» GOAL OF THE EXERCISE
Which lines in the records below contain the word "prediction"? Copy each of them.

» RECORDS PROVIDED
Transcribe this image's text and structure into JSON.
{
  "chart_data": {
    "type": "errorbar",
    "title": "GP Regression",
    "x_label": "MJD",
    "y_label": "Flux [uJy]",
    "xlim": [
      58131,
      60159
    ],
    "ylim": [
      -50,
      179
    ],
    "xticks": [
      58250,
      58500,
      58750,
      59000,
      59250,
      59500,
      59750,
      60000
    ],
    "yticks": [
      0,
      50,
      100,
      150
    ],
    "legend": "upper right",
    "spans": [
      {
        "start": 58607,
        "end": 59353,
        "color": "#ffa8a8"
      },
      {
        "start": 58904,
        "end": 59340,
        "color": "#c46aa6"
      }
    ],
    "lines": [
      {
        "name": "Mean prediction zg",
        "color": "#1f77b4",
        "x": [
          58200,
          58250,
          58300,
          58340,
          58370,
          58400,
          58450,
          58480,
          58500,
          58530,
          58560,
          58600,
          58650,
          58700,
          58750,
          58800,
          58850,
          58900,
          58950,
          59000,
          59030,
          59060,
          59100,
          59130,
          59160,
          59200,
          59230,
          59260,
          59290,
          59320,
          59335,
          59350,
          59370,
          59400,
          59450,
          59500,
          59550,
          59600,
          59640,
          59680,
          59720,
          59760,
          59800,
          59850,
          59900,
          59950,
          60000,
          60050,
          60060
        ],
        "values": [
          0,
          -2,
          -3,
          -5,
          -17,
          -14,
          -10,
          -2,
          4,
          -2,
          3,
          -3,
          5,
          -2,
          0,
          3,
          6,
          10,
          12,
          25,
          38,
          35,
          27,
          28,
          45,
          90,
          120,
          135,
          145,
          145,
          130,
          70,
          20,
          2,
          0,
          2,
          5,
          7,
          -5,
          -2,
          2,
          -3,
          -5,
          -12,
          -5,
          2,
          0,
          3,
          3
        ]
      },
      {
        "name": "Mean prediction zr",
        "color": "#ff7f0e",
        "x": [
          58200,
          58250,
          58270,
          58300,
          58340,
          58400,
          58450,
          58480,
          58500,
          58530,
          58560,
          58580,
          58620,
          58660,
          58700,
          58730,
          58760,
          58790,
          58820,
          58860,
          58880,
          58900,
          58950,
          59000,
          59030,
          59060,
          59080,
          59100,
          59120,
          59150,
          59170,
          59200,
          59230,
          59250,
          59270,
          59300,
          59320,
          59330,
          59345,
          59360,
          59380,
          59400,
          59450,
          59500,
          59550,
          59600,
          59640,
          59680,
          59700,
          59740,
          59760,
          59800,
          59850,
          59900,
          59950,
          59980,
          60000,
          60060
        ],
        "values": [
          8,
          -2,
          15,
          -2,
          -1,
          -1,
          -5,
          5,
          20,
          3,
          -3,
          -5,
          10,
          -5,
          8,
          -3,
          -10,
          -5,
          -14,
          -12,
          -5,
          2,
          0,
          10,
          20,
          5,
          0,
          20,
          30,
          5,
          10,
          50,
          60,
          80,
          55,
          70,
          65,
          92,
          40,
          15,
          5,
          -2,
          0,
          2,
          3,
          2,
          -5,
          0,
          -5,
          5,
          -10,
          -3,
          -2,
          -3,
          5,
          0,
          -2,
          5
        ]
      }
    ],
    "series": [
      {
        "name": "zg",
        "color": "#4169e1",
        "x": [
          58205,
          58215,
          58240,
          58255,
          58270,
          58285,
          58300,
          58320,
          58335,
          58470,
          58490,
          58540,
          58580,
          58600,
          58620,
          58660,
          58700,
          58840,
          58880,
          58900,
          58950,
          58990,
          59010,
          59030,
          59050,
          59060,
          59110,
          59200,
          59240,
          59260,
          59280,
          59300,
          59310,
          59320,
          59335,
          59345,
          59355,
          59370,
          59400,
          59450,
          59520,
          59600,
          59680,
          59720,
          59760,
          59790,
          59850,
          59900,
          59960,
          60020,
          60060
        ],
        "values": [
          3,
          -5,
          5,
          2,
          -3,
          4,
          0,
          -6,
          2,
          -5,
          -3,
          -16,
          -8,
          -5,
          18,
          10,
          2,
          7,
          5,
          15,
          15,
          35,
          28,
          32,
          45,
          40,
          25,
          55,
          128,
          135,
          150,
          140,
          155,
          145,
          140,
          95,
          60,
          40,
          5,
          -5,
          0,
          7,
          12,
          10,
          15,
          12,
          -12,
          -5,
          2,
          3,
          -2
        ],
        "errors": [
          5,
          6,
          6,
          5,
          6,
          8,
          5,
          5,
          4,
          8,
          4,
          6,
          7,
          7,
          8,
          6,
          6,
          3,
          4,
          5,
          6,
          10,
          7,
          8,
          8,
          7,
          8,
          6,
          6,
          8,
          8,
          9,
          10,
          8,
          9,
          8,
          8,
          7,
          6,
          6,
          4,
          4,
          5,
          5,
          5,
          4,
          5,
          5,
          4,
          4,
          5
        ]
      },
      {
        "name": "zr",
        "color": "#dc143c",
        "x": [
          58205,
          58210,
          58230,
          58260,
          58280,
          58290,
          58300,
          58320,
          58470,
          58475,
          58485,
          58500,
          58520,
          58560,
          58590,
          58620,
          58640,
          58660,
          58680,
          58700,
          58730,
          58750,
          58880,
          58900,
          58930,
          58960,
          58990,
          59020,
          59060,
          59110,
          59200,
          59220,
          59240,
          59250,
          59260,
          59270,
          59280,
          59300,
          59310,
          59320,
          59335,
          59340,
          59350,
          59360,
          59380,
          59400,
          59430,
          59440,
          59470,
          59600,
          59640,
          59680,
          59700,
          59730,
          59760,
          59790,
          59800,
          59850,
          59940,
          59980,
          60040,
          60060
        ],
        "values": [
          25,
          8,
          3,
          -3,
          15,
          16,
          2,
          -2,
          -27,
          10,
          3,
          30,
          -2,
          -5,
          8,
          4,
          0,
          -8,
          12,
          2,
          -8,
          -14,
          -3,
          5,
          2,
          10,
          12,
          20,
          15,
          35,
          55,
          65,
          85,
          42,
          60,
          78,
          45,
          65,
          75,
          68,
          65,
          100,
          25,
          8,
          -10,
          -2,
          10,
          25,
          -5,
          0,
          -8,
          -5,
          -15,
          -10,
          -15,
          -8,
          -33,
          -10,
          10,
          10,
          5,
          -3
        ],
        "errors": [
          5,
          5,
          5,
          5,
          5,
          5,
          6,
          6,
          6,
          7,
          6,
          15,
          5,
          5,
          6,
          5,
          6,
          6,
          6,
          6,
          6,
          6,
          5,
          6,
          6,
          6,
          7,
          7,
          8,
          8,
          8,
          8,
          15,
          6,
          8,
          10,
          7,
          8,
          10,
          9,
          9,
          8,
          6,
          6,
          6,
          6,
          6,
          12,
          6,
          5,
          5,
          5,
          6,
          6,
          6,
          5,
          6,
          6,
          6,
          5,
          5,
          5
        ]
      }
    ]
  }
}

» TASK SOLUTION
        "name": "Mean prediction zg",
        "name": "Mean prediction zr",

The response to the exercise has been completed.